#### [TEXT SEGMENT]
>> start

Department of Labor (DOL) officials likely violated federal law when they said they had records requested under the Freedom of Information Act (FOIA), then six years later said they didn’t and deleted an email account that proved otherwise, Americans for Limited Government (ALG) said in a FOIA appeal Tuesday.

“At best, this is a case of mismanagement,” ALG President Nathan Mehrens told The Daily Caller News Foundation. “At worst, well, use your imagination. Are they hiding something and trying to run out the clock in order to avoid sunlight into their operations?”

ALG claims in an appeal to the DOL solicitor general that department officials likely violated FOIA and the Federal Records Act by failing to conduct a reasonable search for documents and destroying potentially relevant email records.

Mehrens will file a complaint with the department’s inspector general in the next week.

Mehrens requested on Aug. 12, 2012, all DOL communications to date discussing Wage and Hour Division opinion letters. He sought to discover why the office stopped issuing the opinions in 2009. The opinions offered official positions on issues such as whether a particular occupation is exempt from overtime laws.

>> end

#### [WRITTEN EXERCISE 1]
List every organization that the article on the Department of Labor records dispute mentions by its full name.
#### [WRITTEN EXERCISE 2]
Transcribe everything in the article on the Department of Labor records dispute from "Mehrens requested on" down to "from overtime laws.".

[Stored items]
>> start

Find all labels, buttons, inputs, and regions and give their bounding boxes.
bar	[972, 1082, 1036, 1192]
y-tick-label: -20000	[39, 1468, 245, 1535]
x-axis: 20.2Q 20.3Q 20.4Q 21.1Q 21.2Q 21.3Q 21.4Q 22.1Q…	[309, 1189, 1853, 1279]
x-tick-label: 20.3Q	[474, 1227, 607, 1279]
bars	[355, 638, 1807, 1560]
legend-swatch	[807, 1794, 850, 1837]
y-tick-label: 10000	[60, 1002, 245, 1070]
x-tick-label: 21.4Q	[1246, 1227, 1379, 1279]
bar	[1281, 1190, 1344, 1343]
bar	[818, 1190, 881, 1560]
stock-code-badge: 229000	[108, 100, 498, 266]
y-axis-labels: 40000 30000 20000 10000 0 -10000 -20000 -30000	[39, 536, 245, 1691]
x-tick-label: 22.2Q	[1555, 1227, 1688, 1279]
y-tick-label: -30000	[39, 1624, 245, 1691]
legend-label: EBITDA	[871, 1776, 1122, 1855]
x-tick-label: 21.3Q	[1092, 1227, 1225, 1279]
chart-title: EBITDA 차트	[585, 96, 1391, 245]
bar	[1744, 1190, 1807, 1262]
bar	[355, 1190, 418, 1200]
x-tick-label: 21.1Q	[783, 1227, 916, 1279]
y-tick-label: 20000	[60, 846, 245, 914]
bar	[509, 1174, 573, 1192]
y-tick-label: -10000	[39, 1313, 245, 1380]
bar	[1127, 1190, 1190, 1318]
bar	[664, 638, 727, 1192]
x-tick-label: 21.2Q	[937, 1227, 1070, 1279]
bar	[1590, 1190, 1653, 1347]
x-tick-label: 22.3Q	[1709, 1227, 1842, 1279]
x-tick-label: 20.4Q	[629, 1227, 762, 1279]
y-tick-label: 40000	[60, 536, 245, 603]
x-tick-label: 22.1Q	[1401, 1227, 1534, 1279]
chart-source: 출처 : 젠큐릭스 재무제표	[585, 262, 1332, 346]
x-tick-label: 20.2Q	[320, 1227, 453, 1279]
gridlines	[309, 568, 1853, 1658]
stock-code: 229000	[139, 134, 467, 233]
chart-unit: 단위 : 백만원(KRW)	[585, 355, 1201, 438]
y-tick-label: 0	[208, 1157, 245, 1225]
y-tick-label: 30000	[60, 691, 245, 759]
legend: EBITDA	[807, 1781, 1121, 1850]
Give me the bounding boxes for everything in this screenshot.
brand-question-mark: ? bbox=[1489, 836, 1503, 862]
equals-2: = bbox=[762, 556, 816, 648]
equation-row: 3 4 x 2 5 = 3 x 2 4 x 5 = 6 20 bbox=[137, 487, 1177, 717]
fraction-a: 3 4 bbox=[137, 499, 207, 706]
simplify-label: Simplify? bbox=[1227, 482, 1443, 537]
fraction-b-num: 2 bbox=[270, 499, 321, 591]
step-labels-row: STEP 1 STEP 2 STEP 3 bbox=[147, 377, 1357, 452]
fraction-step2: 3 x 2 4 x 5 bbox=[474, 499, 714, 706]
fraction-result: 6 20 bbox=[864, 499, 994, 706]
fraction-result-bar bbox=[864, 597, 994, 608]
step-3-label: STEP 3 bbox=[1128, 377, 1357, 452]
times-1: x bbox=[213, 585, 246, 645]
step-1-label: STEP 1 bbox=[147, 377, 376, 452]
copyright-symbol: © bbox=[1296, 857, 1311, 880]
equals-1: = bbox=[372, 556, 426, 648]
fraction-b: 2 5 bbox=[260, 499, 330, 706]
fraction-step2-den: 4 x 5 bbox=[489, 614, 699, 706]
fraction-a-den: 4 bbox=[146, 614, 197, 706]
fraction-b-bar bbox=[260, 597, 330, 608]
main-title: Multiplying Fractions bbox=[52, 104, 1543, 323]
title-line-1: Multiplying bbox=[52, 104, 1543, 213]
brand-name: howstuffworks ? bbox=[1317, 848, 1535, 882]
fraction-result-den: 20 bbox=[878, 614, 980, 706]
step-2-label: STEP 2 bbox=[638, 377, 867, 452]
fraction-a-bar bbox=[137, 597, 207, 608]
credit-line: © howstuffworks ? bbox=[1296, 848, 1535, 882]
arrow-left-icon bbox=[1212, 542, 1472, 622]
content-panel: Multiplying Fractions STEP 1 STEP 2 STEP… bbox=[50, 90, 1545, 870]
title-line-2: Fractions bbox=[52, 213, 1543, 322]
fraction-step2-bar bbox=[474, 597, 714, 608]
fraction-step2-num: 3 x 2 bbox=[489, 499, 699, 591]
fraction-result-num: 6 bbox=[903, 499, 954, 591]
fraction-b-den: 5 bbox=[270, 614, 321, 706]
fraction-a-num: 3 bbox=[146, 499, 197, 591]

>> end

#### [TASK OUTPUT 1]
- Department of Labor (DOL)
- Americans for Limited Government (ALG)
- The Daily Caller News Foundation
- Wage and Hour Division

#### [TASK OUTPUT 2]
Mehrens requested on Aug. 12, 2012, all DOL communications to date discussing Wage and Hour Division opinion letters. He sought to discover why the office stopped issuing the opinions in 2009. The opinions offered official positions on issues such as whether a particular occupation is exempt from overtime laws.